TO DO:
1. Answer the following questions using the weight stigma abstract below.
(a) At how many Australian universities were students invited to participate?
(b) How many students completed the educational module and the post-intervention surveys?
(c) What percentage of participants rated the module 7/10 or higher for usefulness?
2. Print everything in the weight stigma abstract below from "Conclusions" down to "the dental setting.", reproducing the wording without any change.

SOURCE DOCUMENT:
Background
Interventions to reduce weight stigma in the dental setting are limited.
Aims
To evaluate a weight stigma educational module in a dental student population.
Methods
All final year dentistry and oral health therapy (OHT) students and first year OHT students at two Australian universities were invited to participate. An introductory lecture on obesity in dentistry was given to all students, followed by completion of a healthcare professional educational module on obesity science and patient experience of obesity. Participant pre-post intervention surveys assessed weight stigma, attitudes and beliefs regarding obesity. Participants rated the module for usefulness and relevance to dental settings and recommended changes. Mixed methods were used for analysis.
Results
217 students received the lecture and participated in the pre-intervention survey, with 149 students (n=78 first year OHT; n=71 final year OHT and dentistry) completing the educational module and post-intervention surveys. Of 217, 12.9% displayed stigmatising attitudes and beliefs, higher than previous studies in health professionals. Post-intervention, participants reported understanding factors beyond personal control contribute to obesity (98.0%), that tailored approaches to treatment are needed (97.3%) using evidence-based, person-centred care for people living with obesity (98.0%). They agreed on importance of healthcare practitioners acknowledging weight stigma to improve care (96.6%). However, 18.8% agreed/strongly agreed that people living with obesity should control their body weight better and 28.9% agreed/strongly agreed that weight is a good indicator of someone’s health behaviours. Participants rated the module ≥7/10 for usefulness (81.9%) and relevance (79.2%). Several recommended patient examples in the dental setting, including communication approaches and oral health implications of obesity.
Conclusions
A weight stigma educational module was able to improve the understanding of obesity, among dental and oral health therapy students but did not fully address issues of individual blame. Dental relevance could be increased through patient examples in the dental setting.

EXCERPTED RECORDS:

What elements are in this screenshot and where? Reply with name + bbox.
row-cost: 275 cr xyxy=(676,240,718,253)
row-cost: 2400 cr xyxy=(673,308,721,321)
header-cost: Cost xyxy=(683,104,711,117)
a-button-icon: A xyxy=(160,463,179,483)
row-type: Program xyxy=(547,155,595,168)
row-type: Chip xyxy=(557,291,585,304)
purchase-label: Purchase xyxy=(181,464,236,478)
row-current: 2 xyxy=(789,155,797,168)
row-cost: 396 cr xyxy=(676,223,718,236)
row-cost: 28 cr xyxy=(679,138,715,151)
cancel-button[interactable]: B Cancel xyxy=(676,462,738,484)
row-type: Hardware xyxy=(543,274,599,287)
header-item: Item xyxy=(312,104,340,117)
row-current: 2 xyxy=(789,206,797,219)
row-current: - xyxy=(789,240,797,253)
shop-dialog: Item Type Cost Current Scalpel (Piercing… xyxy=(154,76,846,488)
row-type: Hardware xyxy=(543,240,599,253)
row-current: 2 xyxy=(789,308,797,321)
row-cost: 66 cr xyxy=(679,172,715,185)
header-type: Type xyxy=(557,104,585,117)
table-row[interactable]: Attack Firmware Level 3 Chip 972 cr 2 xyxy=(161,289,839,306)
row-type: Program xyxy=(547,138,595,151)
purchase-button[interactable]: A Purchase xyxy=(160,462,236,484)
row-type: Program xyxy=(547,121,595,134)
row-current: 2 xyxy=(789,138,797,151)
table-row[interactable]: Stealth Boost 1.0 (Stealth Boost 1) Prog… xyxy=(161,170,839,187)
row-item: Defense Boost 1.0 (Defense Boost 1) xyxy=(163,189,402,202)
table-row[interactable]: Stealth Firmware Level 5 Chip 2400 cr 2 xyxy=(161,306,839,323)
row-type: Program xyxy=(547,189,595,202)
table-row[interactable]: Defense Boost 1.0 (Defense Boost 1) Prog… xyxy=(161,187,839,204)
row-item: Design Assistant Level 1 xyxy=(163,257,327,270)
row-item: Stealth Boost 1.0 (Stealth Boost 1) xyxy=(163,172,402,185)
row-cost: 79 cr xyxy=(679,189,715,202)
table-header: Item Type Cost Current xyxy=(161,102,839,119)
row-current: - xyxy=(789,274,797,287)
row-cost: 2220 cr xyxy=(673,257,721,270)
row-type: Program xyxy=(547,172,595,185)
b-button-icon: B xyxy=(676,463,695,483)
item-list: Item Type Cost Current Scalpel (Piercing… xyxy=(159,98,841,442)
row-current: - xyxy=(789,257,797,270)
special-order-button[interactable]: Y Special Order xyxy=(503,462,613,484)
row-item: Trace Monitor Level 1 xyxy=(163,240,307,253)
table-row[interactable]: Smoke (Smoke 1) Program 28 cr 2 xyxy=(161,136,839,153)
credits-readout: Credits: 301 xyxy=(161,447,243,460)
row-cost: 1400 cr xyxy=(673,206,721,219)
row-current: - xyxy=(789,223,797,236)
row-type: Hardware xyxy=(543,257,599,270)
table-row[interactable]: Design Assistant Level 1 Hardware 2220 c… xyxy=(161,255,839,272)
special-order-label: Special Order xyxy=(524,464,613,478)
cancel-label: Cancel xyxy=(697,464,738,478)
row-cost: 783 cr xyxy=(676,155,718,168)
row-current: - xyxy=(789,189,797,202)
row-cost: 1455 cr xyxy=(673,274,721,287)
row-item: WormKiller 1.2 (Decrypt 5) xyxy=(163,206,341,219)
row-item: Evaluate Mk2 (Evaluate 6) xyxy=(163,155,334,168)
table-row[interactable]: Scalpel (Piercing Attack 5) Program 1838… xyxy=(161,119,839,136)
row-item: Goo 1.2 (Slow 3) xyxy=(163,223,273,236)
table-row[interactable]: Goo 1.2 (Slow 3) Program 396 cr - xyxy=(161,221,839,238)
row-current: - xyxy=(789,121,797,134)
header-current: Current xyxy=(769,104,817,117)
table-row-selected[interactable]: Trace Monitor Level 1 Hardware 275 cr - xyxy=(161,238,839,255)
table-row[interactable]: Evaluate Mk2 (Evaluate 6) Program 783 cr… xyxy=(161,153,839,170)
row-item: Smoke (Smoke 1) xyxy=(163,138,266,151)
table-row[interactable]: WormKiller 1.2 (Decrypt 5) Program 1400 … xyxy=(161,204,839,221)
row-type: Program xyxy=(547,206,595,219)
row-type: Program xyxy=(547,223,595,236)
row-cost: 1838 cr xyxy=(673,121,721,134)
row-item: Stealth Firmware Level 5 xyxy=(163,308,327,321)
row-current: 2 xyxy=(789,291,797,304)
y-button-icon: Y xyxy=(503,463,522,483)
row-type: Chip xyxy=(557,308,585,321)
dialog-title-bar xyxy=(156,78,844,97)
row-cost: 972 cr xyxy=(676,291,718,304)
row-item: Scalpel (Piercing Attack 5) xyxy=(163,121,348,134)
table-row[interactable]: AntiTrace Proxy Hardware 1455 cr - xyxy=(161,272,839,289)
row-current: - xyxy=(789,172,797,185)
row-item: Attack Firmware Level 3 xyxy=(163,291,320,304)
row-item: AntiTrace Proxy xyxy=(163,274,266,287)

RESULTS IN ORDER:
1.
(a) Two.
(b) 149 students.
(c) 81.9%.

2.
Conclusions
A weight stigma educational module was able to improve the understanding of obesity, among dental and oral health therapy students but did not fully address issues of individual blame. Dental relevance could be increased through patient examples in the dental setting.